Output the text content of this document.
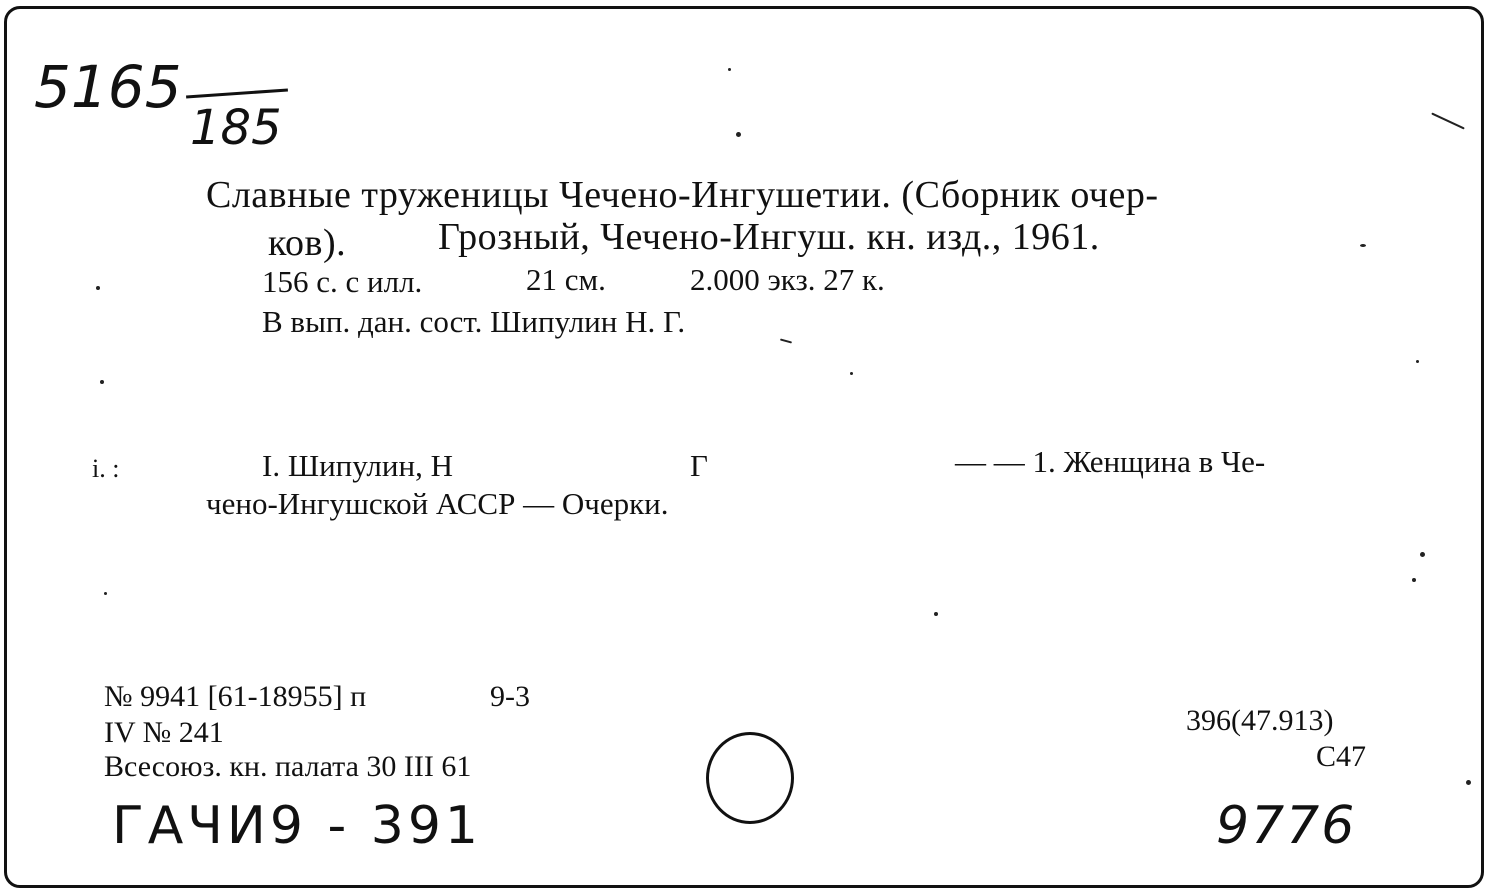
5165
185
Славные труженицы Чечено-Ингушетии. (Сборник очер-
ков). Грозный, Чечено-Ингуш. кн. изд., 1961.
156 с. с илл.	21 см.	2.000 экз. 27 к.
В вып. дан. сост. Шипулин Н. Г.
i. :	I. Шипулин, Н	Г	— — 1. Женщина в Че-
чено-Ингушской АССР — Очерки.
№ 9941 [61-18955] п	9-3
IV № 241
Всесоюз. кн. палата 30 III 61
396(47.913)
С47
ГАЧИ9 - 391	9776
· · · ·
_WRITTEN EXERCISE_: Go through the material above and copy each line that has the word "Шипулин".

_SOLUTION FOR THIS TASK_:
В вып. дан. сост. Шипулин Н. Г.
i. :	I. Шипулин, Н	Г	— — 1. Женщина в Че-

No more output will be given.